┌──
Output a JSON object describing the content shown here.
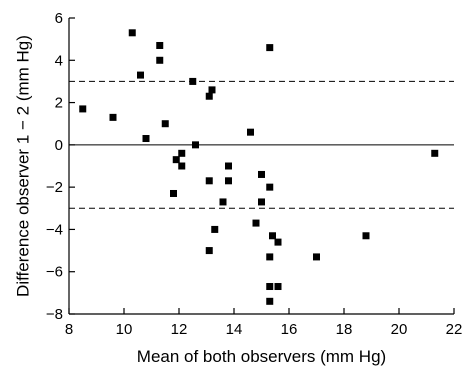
{
  "chart_data": {
    "type": "scatter",
    "title": "",
    "xlabel": "Mean of both observers (mm Hg)",
    "ylabel": "Difference observer 1 − 2 (mm Hg)",
    "xlim": [
      8,
      22
    ],
    "ylim": [
      -8,
      6
    ],
    "xticks": [
      8,
      10,
      12,
      14,
      16,
      18,
      20,
      22
    ],
    "yticks": [
      6,
      4,
      2,
      0,
      -2,
      -4,
      -6,
      -8
    ],
    "xtick_labels": [
      "8",
      "10",
      "12",
      "14",
      "16",
      "18",
      "20",
      "22"
    ],
    "ytick_labels": [
      "6",
      "4",
      "2",
      "0",
      "−2",
      "−4",
      "−6",
      "−8"
    ],
    "grid": false,
    "marker": "square",
    "marker_color": "#000000",
    "reference_lines": [
      {
        "y": 3,
        "style": "dashed"
      },
      {
        "y": 0,
        "style": "solid"
      },
      {
        "y": -3,
        "style": "dashed"
      }
    ],
    "points": [
      {
        "x": 8.5,
        "y": 1.7
      },
      {
        "x": 9.6,
        "y": 1.3
      },
      {
        "x": 10.3,
        "y": 5.3
      },
      {
        "x": 10.6,
        "y": 3.3
      },
      {
        "x": 10.8,
        "y": 0.3
      },
      {
        "x": 11.3,
        "y": 4.7
      },
      {
        "x": 11.3,
        "y": 4.0
      },
      {
        "x": 11.5,
        "y": 1.0
      },
      {
        "x": 11.8,
        "y": -2.3
      },
      {
        "x": 11.9,
        "y": -0.7
      },
      {
        "x": 12.1,
        "y": -0.4
      },
      {
        "x": 12.1,
        "y": -1.0
      },
      {
        "x": 12.5,
        "y": 3.0
      },
      {
        "x": 12.6,
        "y": 0.0
      },
      {
        "x": 13.1,
        "y": 2.3
      },
      {
        "x": 13.2,
        "y": 2.6
      },
      {
        "x": 13.1,
        "y": -1.7
      },
      {
        "x": 13.1,
        "y": -5.0
      },
      {
        "x": 13.3,
        "y": -4.0
      },
      {
        "x": 13.6,
        "y": -2.7
      },
      {
        "x": 13.8,
        "y": -1.0
      },
      {
        "x": 13.8,
        "y": -1.7
      },
      {
        "x": 14.6,
        "y": 0.6
      },
      {
        "x": 14.8,
        "y": -3.7
      },
      {
        "x": 15.0,
        "y": -1.4
      },
      {
        "x": 15.0,
        "y": -2.7
      },
      {
        "x": 15.3,
        "y": 4.6
      },
      {
        "x": 15.3,
        "y": -2.0
      },
      {
        "x": 15.3,
        "y": -5.3
      },
      {
        "x": 15.3,
        "y": -6.7
      },
      {
        "x": 15.3,
        "y": -7.4
      },
      {
        "x": 15.4,
        "y": -4.3
      },
      {
        "x": 15.6,
        "y": -4.6
      },
      {
        "x": 15.6,
        "y": -6.7
      },
      {
        "x": 17.0,
        "y": -5.3
      },
      {
        "x": 18.8,
        "y": -4.3
      },
      {
        "x": 21.3,
        "y": -0.4
      }
    ]
  }
}
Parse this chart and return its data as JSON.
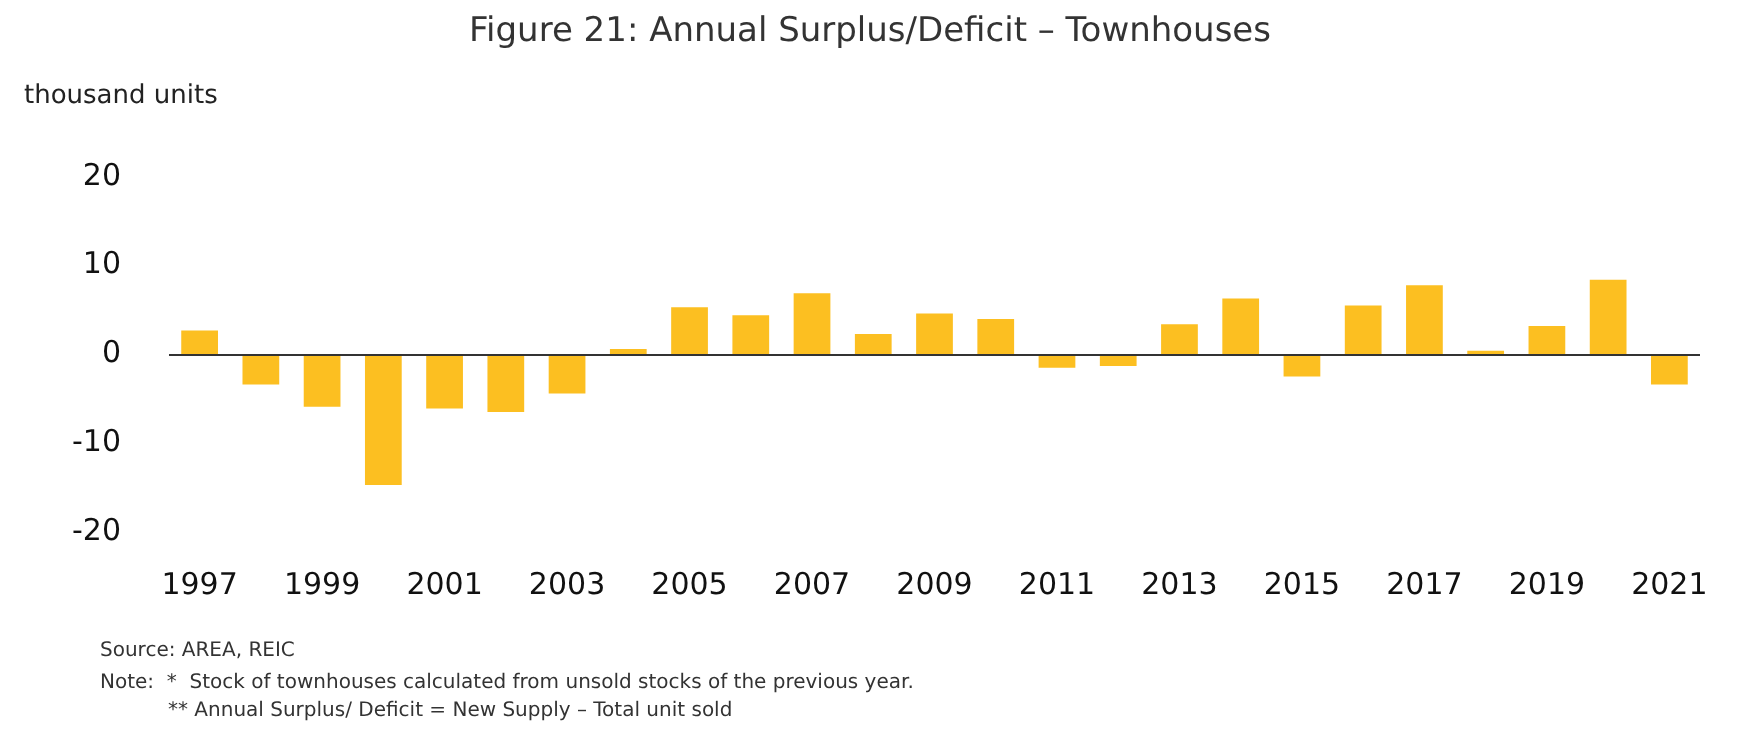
{
  "chart_data": {
    "type": "bar",
    "title": "Figure 21: Annual Surplus/Deficit – Townhouses",
    "ylabel": "thousand units",
    "categories": [
      "1997",
      null,
      "1999",
      null,
      "2001",
      null,
      "2003",
      null,
      "2005",
      null,
      "2007",
      null,
      "2009",
      null,
      "2011",
      null,
      "2013",
      null,
      "2015",
      null,
      "2017",
      null,
      "2019",
      null,
      "2021"
    ],
    "values": [
      2.7,
      -3.4,
      -5.9,
      -14.7,
      -6.1,
      -6.5,
      -4.4,
      0.6,
      5.3,
      4.4,
      6.9,
      2.3,
      4.6,
      4.0,
      -1.5,
      -1.3,
      3.4,
      6.3,
      -2.5,
      5.5,
      7.8,
      0.4,
      3.2,
      8.4,
      -3.4
    ],
    "color": "#fcbf21",
    "ylim": [
      -20,
      20
    ],
    "yticks": [
      -20,
      -10,
      0,
      10,
      20
    ],
    "grid": false,
    "legend": false,
    "ref_lines": [
      {
        "axis": "y",
        "value": 0,
        "color": "#333333"
      }
    ],
    "annotations": [
      "Source: AREA, REIC",
      "Note:  *  Stock of townhouses calculated from unsold stocks of the previous year.",
      "** Annual Surplus/ Deficit = New Supply – Total unit sold"
    ]
  }
}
└──
▶ **Task to complete**:
Return every line of the preceding records in which the word "Surplus" appears.

▶ **Exercise answer**:
    "title": "Figure 21: Annual Surplus/Deficit – Townhouses",
      "** Annual Surplus/ Deficit = New Supply – Total unit sold"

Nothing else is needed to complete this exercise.